(Recorded data)
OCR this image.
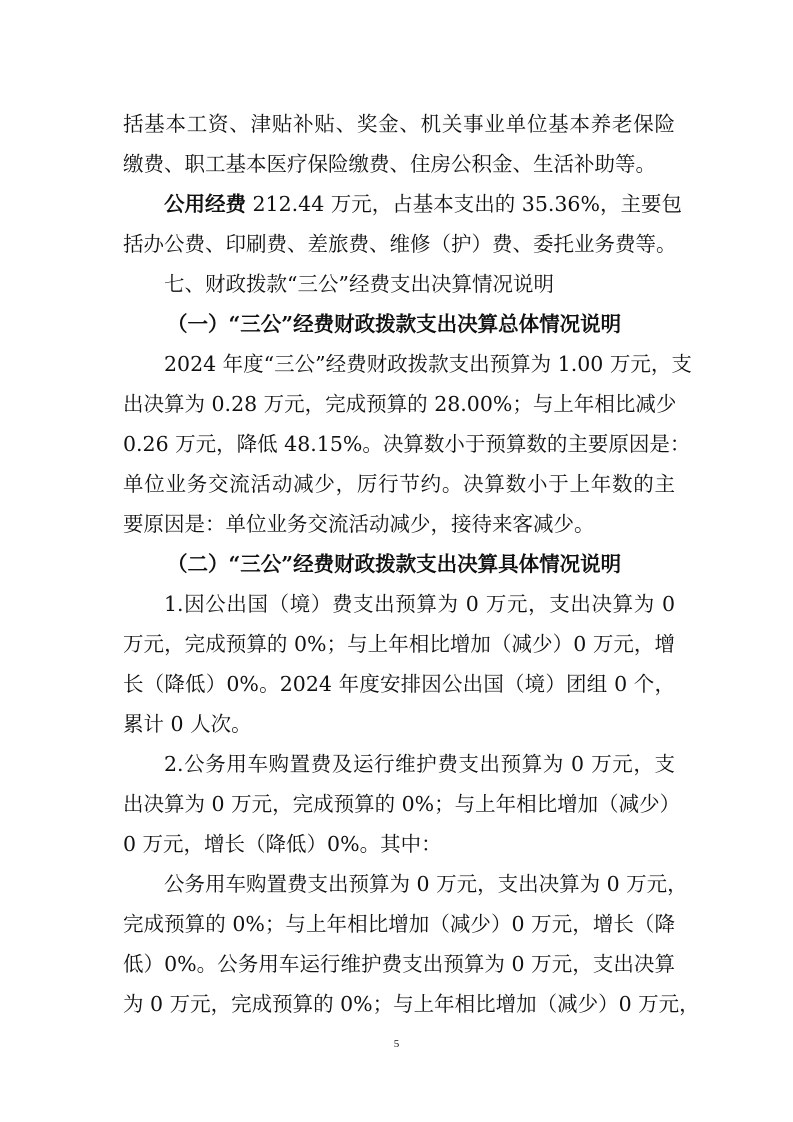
括基本工资、津贴补贴、奖金、机关事业单位基本养老保险
缴费、职工基本医疗保险缴费、住房公积金、生活补助等。
公用经费 212.44 万元，占基本支出的 35.36%，主要包
括办公费、印刷费、差旅费、维修（护）费、委托业务费等。
七、财政拨款“三公”经费支出决算情况说明
（一）“三公”经费财政拨款支出决算总体情况说明
2024 年度“三公”经费财政拨款支出预算为 1.00 万元，支
出决算为 0.28 万元，完成预算的 28.00%；与上年相比减少
0.26 万元，降低 48.15%。决算数小于预算数的主要原因是：
单位业务交流活动减少，厉行节约。决算数小于上年数的主
要原因是：单位业务交流活动减少，接待来客减少。
（二）“三公”经费财政拨款支出决算具体情况说明
1.因公出国（境）费支出预算为 0 万元，支出决算为 0
万元，完成预算的 0%；与上年相比增加（减少）0 万元，增
长（降低）0%。2024 年度安排因公出国（境）团组 0 个，
累计 0 人次。
2.公务用车购置费及运行维护费支出预算为 0 万元，支
出决算为 0 万元，完成预算的 0%；与上年相比增加（减少）
0 万元，增长（降低）0%。其中：
公务用车购置费支出预算为 0 万元，支出决算为 0 万元，
完成预算的 0%；与上年相比增加（减少）0 万元，增长（降
低）0%。公务用车运行维护费支出预算为 0 万元，支出决算
为 0 万元，完成预算的 0%；与上年相比增加（减少）0 万元，
5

▶ [Task directions]
Copy every record above exactly as written, but leave out the pictures.

▶ [Full solution]
OCR this image.
括基本工资、津贴补贴、奖金、机关事业单位基本养老保险
缴费、职工基本医疗保险缴费、住房公积金、生活补助等。
公用经费 212.44 万元，占基本支出的 35.36%，主要包
括办公费、印刷费、差旅费、维修（护）费、委托业务费等。
七、财政拨款“三公”经费支出决算情况说明
（一）“三公”经费财政拨款支出决算总体情况说明
2024 年度“三公”经费财政拨款支出预算为 1.00 万元，支
出决算为 0.28 万元，完成预算的 28.00%；与上年相比减少
0.26 万元，降低 48.15%。决算数小于预算数的主要原因是：
单位业务交流活动减少，厉行节约。决算数小于上年数的主
要原因是：单位业务交流活动减少，接待来客减少。
（二）“三公”经费财政拨款支出决算具体情况说明
1.因公出国（境）费支出预算为 0 万元，支出决算为 0
万元，完成预算的 0%；与上年相比增加（减少）0 万元，增
长（降低）0%。2024 年度安排因公出国（境）团组 0 个，
累计 0 人次。
2.公务用车购置费及运行维护费支出预算为 0 万元，支
出决算为 0 万元，完成预算的 0%；与上年相比增加（减少）
0 万元，增长（降低）0%。其中：
公务用车购置费支出预算为 0 万元，支出决算为 0 万元，
完成预算的 0%；与上年相比增加（减少）0 万元，增长（降
低）0%。公务用车运行维护费支出预算为 0 万元，支出决算
为 0 万元，完成预算的 0%；与上年相比增加（减少）0 万元，
5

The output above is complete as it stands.